What lines in this listing contain the string "Genesis"? Report each one by copying it.

= EXTRACTED INFORMATION =
╔══
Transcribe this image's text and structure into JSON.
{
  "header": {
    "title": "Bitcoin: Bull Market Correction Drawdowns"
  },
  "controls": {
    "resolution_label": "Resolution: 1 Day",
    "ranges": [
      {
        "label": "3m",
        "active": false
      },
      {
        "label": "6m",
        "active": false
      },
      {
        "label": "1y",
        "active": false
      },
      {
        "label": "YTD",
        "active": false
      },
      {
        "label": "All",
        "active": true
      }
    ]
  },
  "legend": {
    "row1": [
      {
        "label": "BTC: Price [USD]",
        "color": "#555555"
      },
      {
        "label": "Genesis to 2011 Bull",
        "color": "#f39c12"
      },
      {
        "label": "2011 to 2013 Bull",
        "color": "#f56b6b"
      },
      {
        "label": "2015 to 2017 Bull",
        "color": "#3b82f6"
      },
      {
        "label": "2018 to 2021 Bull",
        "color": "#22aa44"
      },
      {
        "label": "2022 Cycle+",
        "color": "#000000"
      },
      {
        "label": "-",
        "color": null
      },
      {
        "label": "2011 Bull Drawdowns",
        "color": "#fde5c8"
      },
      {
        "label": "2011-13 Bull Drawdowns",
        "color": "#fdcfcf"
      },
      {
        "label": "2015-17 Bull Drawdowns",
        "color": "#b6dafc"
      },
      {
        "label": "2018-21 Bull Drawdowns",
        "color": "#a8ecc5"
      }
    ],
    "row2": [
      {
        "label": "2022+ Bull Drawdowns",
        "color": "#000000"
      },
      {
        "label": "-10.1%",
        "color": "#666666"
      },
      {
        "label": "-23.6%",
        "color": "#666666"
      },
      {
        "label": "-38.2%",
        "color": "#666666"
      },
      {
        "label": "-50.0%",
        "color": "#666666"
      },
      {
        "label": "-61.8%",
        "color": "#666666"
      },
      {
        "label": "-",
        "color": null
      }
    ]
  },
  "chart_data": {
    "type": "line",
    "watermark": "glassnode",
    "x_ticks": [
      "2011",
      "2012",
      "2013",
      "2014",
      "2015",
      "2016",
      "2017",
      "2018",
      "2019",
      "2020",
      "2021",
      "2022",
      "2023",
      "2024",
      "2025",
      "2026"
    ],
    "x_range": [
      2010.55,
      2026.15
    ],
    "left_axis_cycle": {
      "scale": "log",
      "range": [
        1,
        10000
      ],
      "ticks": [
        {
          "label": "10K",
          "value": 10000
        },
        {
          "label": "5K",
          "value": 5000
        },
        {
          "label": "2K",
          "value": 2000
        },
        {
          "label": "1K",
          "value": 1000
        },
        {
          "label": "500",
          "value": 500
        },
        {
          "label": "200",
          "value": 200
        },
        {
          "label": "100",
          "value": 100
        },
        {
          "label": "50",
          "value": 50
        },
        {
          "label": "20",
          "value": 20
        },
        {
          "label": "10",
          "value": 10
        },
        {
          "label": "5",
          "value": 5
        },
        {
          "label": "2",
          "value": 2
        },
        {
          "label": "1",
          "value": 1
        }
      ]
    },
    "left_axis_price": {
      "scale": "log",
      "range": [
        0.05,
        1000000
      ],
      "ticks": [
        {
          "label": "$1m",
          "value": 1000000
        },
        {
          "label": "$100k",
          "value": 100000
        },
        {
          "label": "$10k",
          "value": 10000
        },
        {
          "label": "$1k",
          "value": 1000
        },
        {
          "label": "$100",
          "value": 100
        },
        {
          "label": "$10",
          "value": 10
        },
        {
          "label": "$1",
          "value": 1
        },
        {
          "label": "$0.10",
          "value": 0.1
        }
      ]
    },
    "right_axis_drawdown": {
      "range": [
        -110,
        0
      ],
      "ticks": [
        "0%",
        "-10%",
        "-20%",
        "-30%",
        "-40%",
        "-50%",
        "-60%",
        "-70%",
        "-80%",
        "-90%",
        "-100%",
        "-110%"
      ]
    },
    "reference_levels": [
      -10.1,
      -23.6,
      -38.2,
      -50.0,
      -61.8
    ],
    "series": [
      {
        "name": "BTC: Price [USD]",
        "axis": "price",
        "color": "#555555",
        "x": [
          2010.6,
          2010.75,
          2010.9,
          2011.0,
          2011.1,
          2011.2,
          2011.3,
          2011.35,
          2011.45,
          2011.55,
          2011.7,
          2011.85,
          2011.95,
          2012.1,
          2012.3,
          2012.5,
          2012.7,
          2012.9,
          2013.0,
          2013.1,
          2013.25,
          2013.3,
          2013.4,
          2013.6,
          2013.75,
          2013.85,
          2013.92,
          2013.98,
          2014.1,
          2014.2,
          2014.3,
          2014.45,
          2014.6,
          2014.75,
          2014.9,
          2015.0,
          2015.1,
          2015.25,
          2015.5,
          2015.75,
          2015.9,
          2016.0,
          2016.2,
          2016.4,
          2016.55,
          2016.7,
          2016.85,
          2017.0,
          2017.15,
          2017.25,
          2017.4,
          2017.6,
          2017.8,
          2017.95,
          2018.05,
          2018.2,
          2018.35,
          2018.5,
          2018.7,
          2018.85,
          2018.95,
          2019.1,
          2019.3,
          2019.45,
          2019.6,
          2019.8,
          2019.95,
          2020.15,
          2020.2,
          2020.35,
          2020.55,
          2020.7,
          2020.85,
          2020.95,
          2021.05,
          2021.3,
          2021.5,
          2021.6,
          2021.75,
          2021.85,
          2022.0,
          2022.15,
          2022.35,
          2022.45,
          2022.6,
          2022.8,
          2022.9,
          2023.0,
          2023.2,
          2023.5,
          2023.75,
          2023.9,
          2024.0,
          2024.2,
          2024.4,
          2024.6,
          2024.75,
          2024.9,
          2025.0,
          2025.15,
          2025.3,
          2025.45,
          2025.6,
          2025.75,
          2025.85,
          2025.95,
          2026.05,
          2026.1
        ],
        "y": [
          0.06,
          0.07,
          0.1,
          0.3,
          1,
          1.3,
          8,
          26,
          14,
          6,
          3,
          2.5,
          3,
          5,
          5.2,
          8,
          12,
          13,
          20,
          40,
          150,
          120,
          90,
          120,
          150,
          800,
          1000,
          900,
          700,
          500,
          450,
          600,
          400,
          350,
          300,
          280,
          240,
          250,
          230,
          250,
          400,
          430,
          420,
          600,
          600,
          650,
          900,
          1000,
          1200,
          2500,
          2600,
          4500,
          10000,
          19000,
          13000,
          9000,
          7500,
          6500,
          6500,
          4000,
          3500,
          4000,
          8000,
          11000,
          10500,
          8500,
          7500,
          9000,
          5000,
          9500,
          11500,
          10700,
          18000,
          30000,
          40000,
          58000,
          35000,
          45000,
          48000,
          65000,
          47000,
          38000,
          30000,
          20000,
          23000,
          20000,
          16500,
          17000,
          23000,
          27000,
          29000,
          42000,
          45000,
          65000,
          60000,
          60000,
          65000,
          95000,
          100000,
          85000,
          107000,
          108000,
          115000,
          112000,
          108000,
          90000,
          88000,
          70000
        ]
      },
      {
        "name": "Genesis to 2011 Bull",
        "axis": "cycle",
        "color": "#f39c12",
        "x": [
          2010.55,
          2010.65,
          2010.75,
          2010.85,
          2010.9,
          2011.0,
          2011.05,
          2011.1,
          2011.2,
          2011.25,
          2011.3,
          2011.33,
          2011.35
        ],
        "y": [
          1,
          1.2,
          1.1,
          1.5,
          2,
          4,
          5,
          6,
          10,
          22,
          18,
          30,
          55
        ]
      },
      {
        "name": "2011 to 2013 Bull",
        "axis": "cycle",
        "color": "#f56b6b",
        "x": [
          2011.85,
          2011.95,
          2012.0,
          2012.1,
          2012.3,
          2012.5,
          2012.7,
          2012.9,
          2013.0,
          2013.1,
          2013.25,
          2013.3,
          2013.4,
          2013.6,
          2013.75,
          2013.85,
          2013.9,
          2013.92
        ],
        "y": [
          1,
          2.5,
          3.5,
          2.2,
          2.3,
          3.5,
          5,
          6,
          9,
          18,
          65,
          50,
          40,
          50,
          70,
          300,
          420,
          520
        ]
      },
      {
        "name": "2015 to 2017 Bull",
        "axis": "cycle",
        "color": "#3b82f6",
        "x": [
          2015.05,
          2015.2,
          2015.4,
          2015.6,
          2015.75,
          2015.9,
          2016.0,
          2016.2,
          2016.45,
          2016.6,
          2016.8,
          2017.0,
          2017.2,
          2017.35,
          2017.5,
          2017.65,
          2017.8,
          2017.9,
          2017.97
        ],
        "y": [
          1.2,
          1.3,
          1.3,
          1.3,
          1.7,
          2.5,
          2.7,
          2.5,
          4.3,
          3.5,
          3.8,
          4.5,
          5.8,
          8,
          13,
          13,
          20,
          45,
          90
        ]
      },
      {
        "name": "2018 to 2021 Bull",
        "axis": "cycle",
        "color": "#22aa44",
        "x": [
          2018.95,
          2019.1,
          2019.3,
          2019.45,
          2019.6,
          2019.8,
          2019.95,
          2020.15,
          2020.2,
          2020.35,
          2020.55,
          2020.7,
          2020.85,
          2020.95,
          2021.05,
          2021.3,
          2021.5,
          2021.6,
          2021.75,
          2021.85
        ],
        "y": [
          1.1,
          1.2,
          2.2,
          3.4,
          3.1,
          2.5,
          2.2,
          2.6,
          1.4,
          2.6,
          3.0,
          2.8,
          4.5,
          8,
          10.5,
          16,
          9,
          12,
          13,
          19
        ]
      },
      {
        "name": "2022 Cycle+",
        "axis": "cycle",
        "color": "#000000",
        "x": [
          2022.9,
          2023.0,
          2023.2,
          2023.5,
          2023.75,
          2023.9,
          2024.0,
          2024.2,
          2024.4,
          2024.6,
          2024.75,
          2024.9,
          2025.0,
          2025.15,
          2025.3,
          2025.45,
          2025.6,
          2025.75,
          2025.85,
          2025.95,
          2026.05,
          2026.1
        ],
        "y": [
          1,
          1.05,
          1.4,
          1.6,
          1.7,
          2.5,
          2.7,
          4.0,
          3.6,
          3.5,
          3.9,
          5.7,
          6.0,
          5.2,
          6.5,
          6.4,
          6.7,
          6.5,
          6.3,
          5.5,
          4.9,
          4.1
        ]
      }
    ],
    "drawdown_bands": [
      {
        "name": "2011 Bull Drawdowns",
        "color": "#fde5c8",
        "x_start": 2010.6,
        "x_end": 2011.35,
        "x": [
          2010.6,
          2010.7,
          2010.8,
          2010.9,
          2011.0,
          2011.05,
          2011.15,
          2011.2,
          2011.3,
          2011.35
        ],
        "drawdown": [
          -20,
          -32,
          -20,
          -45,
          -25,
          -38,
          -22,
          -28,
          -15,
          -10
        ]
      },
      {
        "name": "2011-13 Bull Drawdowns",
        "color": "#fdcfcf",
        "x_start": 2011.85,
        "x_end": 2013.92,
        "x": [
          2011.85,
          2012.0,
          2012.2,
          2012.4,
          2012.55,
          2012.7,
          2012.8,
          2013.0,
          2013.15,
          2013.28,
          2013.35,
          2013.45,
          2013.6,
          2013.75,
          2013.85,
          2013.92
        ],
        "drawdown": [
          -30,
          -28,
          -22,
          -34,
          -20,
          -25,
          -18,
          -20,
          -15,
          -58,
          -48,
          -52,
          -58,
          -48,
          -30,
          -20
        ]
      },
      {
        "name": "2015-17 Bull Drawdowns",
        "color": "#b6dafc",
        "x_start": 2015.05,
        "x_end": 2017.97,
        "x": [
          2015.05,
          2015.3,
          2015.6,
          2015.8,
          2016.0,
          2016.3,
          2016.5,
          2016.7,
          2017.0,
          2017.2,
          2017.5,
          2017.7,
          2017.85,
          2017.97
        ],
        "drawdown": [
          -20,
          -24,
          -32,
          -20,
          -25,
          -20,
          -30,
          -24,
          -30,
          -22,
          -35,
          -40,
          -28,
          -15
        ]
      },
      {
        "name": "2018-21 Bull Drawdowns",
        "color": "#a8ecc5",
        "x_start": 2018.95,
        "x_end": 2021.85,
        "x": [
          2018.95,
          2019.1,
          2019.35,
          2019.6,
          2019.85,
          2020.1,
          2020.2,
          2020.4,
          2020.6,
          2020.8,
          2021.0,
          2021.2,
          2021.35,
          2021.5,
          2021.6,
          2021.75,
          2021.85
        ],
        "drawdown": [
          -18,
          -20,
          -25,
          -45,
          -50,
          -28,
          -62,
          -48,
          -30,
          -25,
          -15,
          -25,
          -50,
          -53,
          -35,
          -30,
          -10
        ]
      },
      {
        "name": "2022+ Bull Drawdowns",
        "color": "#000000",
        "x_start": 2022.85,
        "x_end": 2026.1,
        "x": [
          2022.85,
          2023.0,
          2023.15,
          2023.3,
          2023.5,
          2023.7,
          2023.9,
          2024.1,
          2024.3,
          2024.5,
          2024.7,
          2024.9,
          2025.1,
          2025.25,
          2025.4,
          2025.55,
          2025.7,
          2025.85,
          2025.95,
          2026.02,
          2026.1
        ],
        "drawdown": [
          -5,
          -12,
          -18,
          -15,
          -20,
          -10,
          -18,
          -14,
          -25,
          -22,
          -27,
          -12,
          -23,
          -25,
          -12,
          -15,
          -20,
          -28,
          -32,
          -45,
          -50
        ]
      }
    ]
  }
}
╚══
= ANSWER BELOW =
        "label": "Genesis to 2011 Bull",
        "name": "Genesis to 2011 Bull",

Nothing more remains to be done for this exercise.